▶ [RECORDS FOR PROCESSING]
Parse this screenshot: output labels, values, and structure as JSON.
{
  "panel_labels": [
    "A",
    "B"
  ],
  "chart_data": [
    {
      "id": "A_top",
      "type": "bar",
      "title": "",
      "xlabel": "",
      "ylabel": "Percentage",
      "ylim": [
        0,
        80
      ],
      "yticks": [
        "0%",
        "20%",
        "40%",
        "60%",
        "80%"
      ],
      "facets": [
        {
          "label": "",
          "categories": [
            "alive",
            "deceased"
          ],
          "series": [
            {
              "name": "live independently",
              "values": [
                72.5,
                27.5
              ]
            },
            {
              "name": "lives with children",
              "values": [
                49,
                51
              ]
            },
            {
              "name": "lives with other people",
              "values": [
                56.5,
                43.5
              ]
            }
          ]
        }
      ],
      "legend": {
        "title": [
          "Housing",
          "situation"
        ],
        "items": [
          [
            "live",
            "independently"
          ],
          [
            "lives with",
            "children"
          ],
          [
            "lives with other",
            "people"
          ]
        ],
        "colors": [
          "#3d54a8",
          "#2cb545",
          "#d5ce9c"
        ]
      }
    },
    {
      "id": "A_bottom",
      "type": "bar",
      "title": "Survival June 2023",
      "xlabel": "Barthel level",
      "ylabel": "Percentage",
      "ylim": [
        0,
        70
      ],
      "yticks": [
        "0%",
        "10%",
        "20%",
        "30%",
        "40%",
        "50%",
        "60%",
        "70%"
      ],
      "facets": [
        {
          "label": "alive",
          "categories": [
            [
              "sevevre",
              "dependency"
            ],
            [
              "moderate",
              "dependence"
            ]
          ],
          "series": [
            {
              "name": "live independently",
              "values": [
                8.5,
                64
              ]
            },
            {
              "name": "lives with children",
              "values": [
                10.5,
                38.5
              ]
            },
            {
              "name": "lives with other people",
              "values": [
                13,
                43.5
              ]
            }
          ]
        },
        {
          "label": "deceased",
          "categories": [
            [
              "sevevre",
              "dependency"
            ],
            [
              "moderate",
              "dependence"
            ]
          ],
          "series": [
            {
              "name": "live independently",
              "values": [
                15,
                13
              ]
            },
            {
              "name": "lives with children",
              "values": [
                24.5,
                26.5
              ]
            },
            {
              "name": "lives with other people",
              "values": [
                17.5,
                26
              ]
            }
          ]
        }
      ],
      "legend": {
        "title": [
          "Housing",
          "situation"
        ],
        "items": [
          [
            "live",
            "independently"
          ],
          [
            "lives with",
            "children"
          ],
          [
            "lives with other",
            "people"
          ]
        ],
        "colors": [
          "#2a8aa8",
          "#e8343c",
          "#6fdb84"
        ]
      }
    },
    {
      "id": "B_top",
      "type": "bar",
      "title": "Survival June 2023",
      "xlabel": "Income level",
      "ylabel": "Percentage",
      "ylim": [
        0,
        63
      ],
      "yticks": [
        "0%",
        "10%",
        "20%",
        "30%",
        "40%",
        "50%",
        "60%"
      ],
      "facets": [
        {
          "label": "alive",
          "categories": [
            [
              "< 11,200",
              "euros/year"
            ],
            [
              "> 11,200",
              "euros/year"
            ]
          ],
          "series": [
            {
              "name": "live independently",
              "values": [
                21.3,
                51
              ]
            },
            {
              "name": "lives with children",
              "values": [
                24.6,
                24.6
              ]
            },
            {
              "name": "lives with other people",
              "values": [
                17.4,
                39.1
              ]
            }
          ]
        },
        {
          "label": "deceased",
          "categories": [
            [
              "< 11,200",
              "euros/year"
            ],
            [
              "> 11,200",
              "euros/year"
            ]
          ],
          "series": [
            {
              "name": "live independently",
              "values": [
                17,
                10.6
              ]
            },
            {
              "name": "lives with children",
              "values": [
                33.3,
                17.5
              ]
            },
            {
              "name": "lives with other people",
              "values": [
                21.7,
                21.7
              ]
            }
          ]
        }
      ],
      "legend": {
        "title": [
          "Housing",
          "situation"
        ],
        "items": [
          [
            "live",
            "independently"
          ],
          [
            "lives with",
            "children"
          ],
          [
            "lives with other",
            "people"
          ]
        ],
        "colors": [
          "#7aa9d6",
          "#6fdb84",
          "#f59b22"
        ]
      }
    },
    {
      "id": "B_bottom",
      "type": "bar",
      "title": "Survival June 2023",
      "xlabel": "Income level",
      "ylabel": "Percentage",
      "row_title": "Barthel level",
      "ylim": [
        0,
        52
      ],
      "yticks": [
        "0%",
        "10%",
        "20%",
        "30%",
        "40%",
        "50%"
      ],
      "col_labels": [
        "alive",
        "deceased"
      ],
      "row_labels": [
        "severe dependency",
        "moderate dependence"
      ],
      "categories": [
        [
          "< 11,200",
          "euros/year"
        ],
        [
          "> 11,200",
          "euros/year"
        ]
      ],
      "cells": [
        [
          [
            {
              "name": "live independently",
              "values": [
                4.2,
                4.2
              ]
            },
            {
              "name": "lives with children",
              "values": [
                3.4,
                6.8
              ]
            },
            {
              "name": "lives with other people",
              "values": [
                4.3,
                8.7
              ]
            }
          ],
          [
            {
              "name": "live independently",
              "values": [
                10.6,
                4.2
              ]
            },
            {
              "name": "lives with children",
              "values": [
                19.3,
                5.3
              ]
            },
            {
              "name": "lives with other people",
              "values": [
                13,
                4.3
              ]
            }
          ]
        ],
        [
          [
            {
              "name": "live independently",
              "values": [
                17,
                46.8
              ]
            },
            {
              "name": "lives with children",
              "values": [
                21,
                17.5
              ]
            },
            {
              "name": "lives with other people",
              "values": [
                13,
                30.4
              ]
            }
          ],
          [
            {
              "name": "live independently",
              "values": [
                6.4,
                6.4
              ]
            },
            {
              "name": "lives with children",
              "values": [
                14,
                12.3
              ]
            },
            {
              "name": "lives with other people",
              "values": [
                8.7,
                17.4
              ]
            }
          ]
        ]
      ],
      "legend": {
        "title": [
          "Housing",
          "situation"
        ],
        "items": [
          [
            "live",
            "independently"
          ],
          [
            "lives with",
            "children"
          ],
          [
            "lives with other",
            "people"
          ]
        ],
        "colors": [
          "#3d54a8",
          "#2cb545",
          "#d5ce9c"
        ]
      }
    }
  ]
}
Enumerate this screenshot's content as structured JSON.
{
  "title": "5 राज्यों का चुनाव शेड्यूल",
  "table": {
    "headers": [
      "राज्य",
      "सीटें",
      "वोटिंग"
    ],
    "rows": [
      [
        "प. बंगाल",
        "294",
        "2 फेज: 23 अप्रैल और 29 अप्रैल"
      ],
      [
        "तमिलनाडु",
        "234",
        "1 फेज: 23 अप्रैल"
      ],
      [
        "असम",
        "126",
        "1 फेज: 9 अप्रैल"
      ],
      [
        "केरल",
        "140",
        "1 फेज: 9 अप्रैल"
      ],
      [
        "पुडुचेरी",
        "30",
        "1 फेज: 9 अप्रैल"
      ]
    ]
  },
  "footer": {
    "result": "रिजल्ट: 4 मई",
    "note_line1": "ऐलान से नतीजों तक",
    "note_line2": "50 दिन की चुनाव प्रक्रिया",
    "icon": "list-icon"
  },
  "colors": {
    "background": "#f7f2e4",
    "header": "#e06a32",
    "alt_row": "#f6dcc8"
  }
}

▶ [EXERCISE]
Type out all of the material again, word for word.

▶ [OUTPUT]
Parse this screenshot: output labels, values, and structure as JSON.
{
  "panel_labels": [
    "A",
    "B"
  ],
  "chart_data": [
    {
      "id": "A_top",
      "type": "bar",
      "title": "",
      "xlabel": "",
      "ylabel": "Percentage",
      "ylim": [
        0,
        80
      ],
      "yticks": [
        "0%",
        "20%",
        "40%",
        "60%",
        "80%"
      ],
      "facets": [
        {
          "label": "",
          "categories": [
            "alive",
            "deceased"
          ],
          "series": [
            {
              "name": "live independently",
              "values": [
                72.5,
                27.5
              ]
            },
            {
              "name": "lives with children",
              "values": [
                49,
                51
              ]
            },
            {
              "name": "lives with other people",
              "values": [
                56.5,
                43.5
              ]
            }
          ]
        }
      ],
      "legend": {
        "title": [
          "Housing",
          "situation"
        ],
        "items": [
          [
            "live",
            "independently"
          ],
          [
            "lives with",
            "children"
          ],
          [
            "lives with other",
            "people"
          ]
        ],
        "colors": [
          "#3d54a8",
          "#2cb545",
          "#d5ce9c"
        ]
      }
    },
    {
      "id": "A_bottom",
      "type": "bar",
      "title": "Survival June 2023",
      "xlabel": "Barthel level",
      "ylabel": "Percentage",
      "ylim": [
        0,
        70
      ],
      "yticks": [
        "0%",
        "10%",
        "20%",
        "30%",
        "40%",
        "50%",
        "60%",
        "70%"
      ],
      "facets": [
        {
          "label": "alive",
          "categories": [
            [
              "sevevre",
              "dependency"
            ],
            [
              "moderate",
              "dependence"
            ]
          ],
          "series": [
            {
              "name": "live independently",
              "values": [
                8.5,
                64
              ]
            },
            {
              "name": "lives with children",
              "values": [
                10.5,
                38.5
              ]
            },
            {
              "name": "lives with other people",
              "values": [
                13,
                43.5
              ]
            }
          ]
        },
        {
          "label": "deceased",
          "categories": [
            [
              "sevevre",
              "dependency"
            ],
            [
              "moderate",
              "dependence"
            ]
          ],
          "series": [
            {
              "name": "live independently",
              "values": [
                15,
                13
              ]
            },
            {
              "name": "lives with children",
              "values": [
                24.5,
                26.5
              ]
            },
            {
              "name": "lives with other people",
              "values": [
                17.5,
                26
              ]
            }
          ]
        }
      ],
      "legend": {
        "title": [
          "Housing",
          "situation"
        ],
        "items": [
          [
            "live",
            "independently"
          ],
          [
            "lives with",
            "children"
          ],
          [
            "lives with other",
            "people"
          ]
        ],
        "colors": [
          "#2a8aa8",
          "#e8343c",
          "#6fdb84"
        ]
      }
    },
    {
      "id": "B_top",
      "type": "bar",
      "title": "Survival June 2023",
      "xlabel": "Income level",
      "ylabel": "Percentage",
      "ylim": [
        0,
        63
      ],
      "yticks": [
        "0%",
        "10%",
        "20%",
        "30%",
        "40%",
        "50%",
        "60%"
      ],
      "facets": [
        {
          "label": "alive",
          "categories": [
            [
              "< 11,200",
              "euros/year"
            ],
            [
              "> 11,200",
              "euros/year"
            ]
          ],
          "series": [
            {
              "name": "live independently",
              "values": [
                21.3,
                51
              ]
            },
            {
              "name": "lives with children",
              "values": [
                24.6,
                24.6
              ]
            },
            {
              "name": "lives with other people",
              "values": [
                17.4,
                39.1
              ]
            }
          ]
        },
        {
          "label": "deceased",
          "categories": [
            [
              "< 11,200",
              "euros/year"
            ],
            [
              "> 11,200",
              "euros/year"
            ]
          ],
          "series": [
            {
              "name": "live independently",
              "values": [
                17,
                10.6
              ]
            },
            {
              "name": "lives with children",
              "values": [
                33.3,
                17.5
              ]
            },
            {
              "name": "lives with other people",
              "values": [
                21.7,
                21.7
              ]
            }
          ]
        }
      ],
      "legend": {
        "title": [
          "Housing",
          "situation"
        ],
        "items": [
          [
            "live",
            "independently"
          ],
          [
            "lives with",
            "children"
          ],
          [
            "lives with other",
            "people"
          ]
        ],
        "colors": [
          "#7aa9d6",
          "#6fdb84",
          "#f59b22"
        ]
      }
    },
    {
      "id": "B_bottom",
      "type": "bar",
      "title": "Survival June 2023",
      "xlabel": "Income level",
      "ylabel": "Percentage",
      "row_title": "Barthel level",
      "ylim": [
        0,
        52
      ],
      "yticks": [
        "0%",
        "10%",
        "20%",
        "30%",
        "40%",
        "50%"
      ],
      "col_labels": [
        "alive",
        "deceased"
      ],
      "row_labels": [
        "severe dependency",
        "moderate dependence"
      ],
      "categories": [
        [
          "< 11,200",
          "euros/year"
        ],
        [
          "> 11,200",
          "euros/year"
        ]
      ],
      "cells": [
        [
          [
            {
              "name": "live independently",
              "values": [
                4.2,
                4.2
              ]
            },
            {
              "name": "lives with children",
              "values": [
                3.4,
                6.8
              ]
            },
            {
              "name": "lives with other people",
              "values": [
                4.3,
                8.7
              ]
            }
          ],
          [
            {
              "name": "live independently",
              "values": [
                10.6,
                4.2
              ]
            },
            {
              "name": "lives with children",
              "values": [
                19.3,
                5.3
              ]
            },
            {
              "name": "lives with other people",
              "values": [
                13,
                4.3
              ]
            }
          ]
        ],
        [
          [
            {
              "name": "live independently",
              "values": [
                17,
                46.8
              ]
            },
            {
              "name": "lives with children",
              "values": [
                21,
                17.5
              ]
            },
            {
              "name": "lives with other people",
              "values": [
                13,
                30.4
              ]
            }
          ],
          [
            {
              "name": "live independently",
              "values": [
                6.4,
                6.4
              ]
            },
            {
              "name": "lives with children",
              "values": [
                14,
                12.3
              ]
            },
            {
              "name": "lives with other people",
              "values": [
                8.7,
                17.4
              ]
            }
          ]
        ]
      ],
      "legend": {
        "title": [
          "Housing",
          "situation"
        ],
        "items": [
          [
            "live",
            "independently"
          ],
          [
            "lives with",
            "children"
          ],
          [
            "lives with other",
            "people"
          ]
        ],
        "colors": [
          "#3d54a8",
          "#2cb545",
          "#d5ce9c"
        ]
      }
    }
  ]
}
Enumerate this screenshot's content as structured JSON.
{
  "title": "5 राज्यों का चुनाव शेड्यूल",
  "table": {
    "headers": [
      "राज्य",
      "सीटें",
      "वोटिंग"
    ],
    "rows": [
      [
        "प. बंगाल",
        "294",
        "2 फेज: 23 अप्रैल और 29 अप्रैल"
      ],
      [
        "तमिलनाडु",
        "234",
        "1 फेज: 23 अप्रैल"
      ],
      [
        "असम",
        "126",
        "1 फेज: 9 अप्रैल"
      ],
      [
        "केरल",
        "140",
        "1 फेज: 9 अप्रैल"
      ],
      [
        "पुडुचेरी",
        "30",
        "1 फेज: 9 अप्रैल"
      ]
    ]
  },
  "footer": {
    "result": "रिजल्ट: 4 मई",
    "note_line1": "ऐलान से नतीजों तक",
    "note_line2": "50 दिन की चुनाव प्रक्रिया",
    "icon": "list-icon"
  },
  "colors": {
    "background": "#f7f2e4",
    "header": "#e06a32",
    "alt_row": "#f6dcc8"
  }
}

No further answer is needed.